Input material:
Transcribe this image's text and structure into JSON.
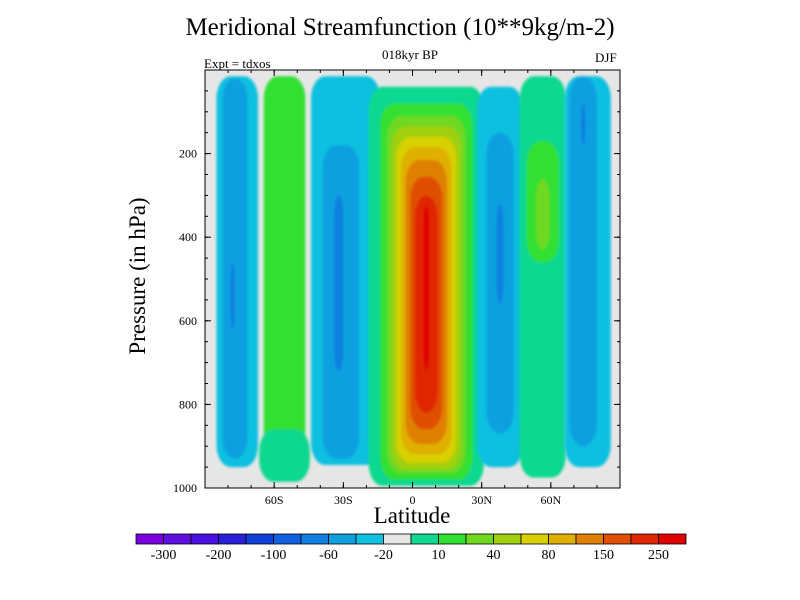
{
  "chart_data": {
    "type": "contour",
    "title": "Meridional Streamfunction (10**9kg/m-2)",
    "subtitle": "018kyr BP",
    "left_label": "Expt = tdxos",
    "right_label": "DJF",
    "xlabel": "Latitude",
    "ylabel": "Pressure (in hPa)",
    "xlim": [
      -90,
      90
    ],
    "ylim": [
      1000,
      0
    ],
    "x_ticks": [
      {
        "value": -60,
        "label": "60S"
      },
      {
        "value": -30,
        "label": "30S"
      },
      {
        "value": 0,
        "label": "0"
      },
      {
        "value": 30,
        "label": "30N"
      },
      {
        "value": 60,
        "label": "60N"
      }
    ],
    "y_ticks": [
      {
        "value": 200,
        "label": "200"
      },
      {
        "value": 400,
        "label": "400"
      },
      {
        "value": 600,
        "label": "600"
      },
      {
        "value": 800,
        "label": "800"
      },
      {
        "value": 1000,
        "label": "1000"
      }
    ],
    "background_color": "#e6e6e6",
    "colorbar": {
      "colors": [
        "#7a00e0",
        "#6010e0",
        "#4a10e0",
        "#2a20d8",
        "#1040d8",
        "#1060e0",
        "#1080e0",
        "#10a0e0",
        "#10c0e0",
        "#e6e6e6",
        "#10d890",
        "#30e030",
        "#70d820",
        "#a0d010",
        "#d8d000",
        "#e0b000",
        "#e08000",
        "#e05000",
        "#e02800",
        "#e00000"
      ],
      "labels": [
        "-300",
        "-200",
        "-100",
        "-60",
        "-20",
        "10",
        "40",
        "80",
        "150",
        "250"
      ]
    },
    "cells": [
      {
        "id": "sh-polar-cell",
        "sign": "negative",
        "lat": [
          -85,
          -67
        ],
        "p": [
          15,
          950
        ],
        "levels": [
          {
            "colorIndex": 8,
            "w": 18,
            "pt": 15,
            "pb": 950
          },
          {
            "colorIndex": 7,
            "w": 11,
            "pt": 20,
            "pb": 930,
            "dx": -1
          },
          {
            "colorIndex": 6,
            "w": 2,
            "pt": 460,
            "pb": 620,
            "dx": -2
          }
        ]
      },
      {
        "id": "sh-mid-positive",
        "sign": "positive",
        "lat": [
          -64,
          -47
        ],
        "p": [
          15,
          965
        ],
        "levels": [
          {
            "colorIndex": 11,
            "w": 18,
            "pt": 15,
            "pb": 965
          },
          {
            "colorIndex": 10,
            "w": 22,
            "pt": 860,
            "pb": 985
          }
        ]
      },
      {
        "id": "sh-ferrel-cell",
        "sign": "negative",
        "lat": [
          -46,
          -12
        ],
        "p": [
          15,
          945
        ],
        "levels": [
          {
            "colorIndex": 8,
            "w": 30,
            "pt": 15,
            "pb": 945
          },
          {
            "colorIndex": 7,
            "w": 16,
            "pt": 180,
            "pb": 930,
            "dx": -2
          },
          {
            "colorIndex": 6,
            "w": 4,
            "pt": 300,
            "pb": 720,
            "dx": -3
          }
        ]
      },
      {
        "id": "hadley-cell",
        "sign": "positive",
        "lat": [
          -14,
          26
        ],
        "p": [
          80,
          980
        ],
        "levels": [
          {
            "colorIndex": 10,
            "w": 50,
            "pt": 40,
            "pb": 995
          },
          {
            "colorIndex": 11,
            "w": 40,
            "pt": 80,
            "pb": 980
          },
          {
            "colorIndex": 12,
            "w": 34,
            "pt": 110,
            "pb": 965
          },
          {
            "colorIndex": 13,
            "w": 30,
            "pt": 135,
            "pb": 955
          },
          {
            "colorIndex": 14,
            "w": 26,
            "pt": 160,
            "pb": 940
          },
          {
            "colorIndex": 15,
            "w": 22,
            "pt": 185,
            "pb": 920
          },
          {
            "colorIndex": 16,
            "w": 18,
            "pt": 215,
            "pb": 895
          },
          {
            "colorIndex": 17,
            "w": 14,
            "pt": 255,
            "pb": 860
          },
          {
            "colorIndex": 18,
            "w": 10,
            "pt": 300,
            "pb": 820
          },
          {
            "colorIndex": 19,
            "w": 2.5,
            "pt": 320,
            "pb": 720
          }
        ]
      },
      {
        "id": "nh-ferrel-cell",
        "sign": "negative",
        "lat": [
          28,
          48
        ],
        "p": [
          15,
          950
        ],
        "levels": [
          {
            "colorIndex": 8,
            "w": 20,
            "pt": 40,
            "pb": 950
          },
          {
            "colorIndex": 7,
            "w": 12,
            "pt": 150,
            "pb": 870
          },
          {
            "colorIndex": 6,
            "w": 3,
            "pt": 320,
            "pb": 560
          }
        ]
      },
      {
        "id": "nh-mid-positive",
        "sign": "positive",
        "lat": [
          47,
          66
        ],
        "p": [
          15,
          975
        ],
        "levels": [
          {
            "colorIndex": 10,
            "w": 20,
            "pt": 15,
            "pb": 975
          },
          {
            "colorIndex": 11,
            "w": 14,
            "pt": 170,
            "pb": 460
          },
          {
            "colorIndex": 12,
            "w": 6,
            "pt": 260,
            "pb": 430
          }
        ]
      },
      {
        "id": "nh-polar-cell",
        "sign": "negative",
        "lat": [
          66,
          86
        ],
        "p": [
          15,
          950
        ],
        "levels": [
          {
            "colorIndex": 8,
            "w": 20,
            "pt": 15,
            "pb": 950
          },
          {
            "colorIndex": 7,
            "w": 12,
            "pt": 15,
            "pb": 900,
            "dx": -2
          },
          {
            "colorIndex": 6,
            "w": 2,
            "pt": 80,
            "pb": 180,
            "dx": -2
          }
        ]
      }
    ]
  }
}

Challenge: Write out the listing above exactly as it stands, pictures excluded.

Exercise answer:
Transcribe this image's text and structure into JSON.
{
  "chart_data": {
    "type": "contour",
    "title": "Meridional Streamfunction (10**9kg/m-2)",
    "subtitle": "018kyr BP",
    "left_label": "Expt = tdxos",
    "right_label": "DJF",
    "xlabel": "Latitude",
    "ylabel": "Pressure (in hPa)",
    "xlim": [
      -90,
      90
    ],
    "ylim": [
      1000,
      0
    ],
    "x_ticks": [
      {
        "value": -60,
        "label": "60S"
      },
      {
        "value": -30,
        "label": "30S"
      },
      {
        "value": 0,
        "label": "0"
      },
      {
        "value": 30,
        "label": "30N"
      },
      {
        "value": 60,
        "label": "60N"
      }
    ],
    "y_ticks": [
      {
        "value": 200,
        "label": "200"
      },
      {
        "value": 400,
        "label": "400"
      },
      {
        "value": 600,
        "label": "600"
      },
      {
        "value": 800,
        "label": "800"
      },
      {
        "value": 1000,
        "label": "1000"
      }
    ],
    "background_color": "#e6e6e6",
    "colorbar": {
      "colors": [
        "#7a00e0",
        "#6010e0",
        "#4a10e0",
        "#2a20d8",
        "#1040d8",
        "#1060e0",
        "#1080e0",
        "#10a0e0",
        "#10c0e0",
        "#e6e6e6",
        "#10d890",
        "#30e030",
        "#70d820",
        "#a0d010",
        "#d8d000",
        "#e0b000",
        "#e08000",
        "#e05000",
        "#e02800",
        "#e00000"
      ],
      "labels": [
        "-300",
        "-200",
        "-100",
        "-60",
        "-20",
        "10",
        "40",
        "80",
        "150",
        "250"
      ]
    },
    "cells": [
      {
        "id": "sh-polar-cell",
        "sign": "negative",
        "lat": [
          -85,
          -67
        ],
        "p": [
          15,
          950
        ],
        "levels": [
          {
            "colorIndex": 8,
            "w": 18,
            "pt": 15,
            "pb": 950
          },
          {
            "colorIndex": 7,
            "w": 11,
            "pt": 20,
            "pb": 930,
            "dx": -1
          },
          {
            "colorIndex": 6,
            "w": 2,
            "pt": 460,
            "pb": 620,
            "dx": -2
          }
        ]
      },
      {
        "id": "sh-mid-positive",
        "sign": "positive",
        "lat": [
          -64,
          -47
        ],
        "p": [
          15,
          965
        ],
        "levels": [
          {
            "colorIndex": 11,
            "w": 18,
            "pt": 15,
            "pb": 965
          },
          {
            "colorIndex": 10,
            "w": 22,
            "pt": 860,
            "pb": 985
          }
        ]
      },
      {
        "id": "sh-ferrel-cell",
        "sign": "negative",
        "lat": [
          -46,
          -12
        ],
        "p": [
          15,
          945
        ],
        "levels": [
          {
            "colorIndex": 8,
            "w": 30,
            "pt": 15,
            "pb": 945
          },
          {
            "colorIndex": 7,
            "w": 16,
            "pt": 180,
            "pb": 930,
            "dx": -2
          },
          {
            "colorIndex": 6,
            "w": 4,
            "pt": 300,
            "pb": 720,
            "dx": -3
          }
        ]
      },
      {
        "id": "hadley-cell",
        "sign": "positive",
        "lat": [
          -14,
          26
        ],
        "p": [
          80,
          980
        ],
        "levels": [
          {
            "colorIndex": 10,
            "w": 50,
            "pt": 40,
            "pb": 995
          },
          {
            "colorIndex": 11,
            "w": 40,
            "pt": 80,
            "pb": 980
          },
          {
            "colorIndex": 12,
            "w": 34,
            "pt": 110,
            "pb": 965
          },
          {
            "colorIndex": 13,
            "w": 30,
            "pt": 135,
            "pb": 955
          },
          {
            "colorIndex": 14,
            "w": 26,
            "pt": 160,
            "pb": 940
          },
          {
            "colorIndex": 15,
            "w": 22,
            "pt": 185,
            "pb": 920
          },
          {
            "colorIndex": 16,
            "w": 18,
            "pt": 215,
            "pb": 895
          },
          {
            "colorIndex": 17,
            "w": 14,
            "pt": 255,
            "pb": 860
          },
          {
            "colorIndex": 18,
            "w": 10,
            "pt": 300,
            "pb": 820
          },
          {
            "colorIndex": 19,
            "w": 2.5,
            "pt": 320,
            "pb": 720
          }
        ]
      },
      {
        "id": "nh-ferrel-cell",
        "sign": "negative",
        "lat": [
          28,
          48
        ],
        "p": [
          15,
          950
        ],
        "levels": [
          {
            "colorIndex": 8,
            "w": 20,
            "pt": 40,
            "pb": 950
          },
          {
            "colorIndex": 7,
            "w": 12,
            "pt": 150,
            "pb": 870
          },
          {
            "colorIndex": 6,
            "w": 3,
            "pt": 320,
            "pb": 560
          }
        ]
      },
      {
        "id": "nh-mid-positive",
        "sign": "positive",
        "lat": [
          47,
          66
        ],
        "p": [
          15,
          975
        ],
        "levels": [
          {
            "colorIndex": 10,
            "w": 20,
            "pt": 15,
            "pb": 975
          },
          {
            "colorIndex": 11,
            "w": 14,
            "pt": 170,
            "pb": 460
          },
          {
            "colorIndex": 12,
            "w": 6,
            "pt": 260,
            "pb": 430
          }
        ]
      },
      {
        "id": "nh-polar-cell",
        "sign": "negative",
        "lat": [
          66,
          86
        ],
        "p": [
          15,
          950
        ],
        "levels": [
          {
            "colorIndex": 8,
            "w": 20,
            "pt": 15,
            "pb": 950
          },
          {
            "colorIndex": 7,
            "w": 12,
            "pt": 15,
            "pb": 900,
            "dx": -2
          },
          {
            "colorIndex": 6,
            "w": 2,
            "pt": 80,
            "pb": 180,
            "dx": -2
          }
        ]
      }
    ]
  }
}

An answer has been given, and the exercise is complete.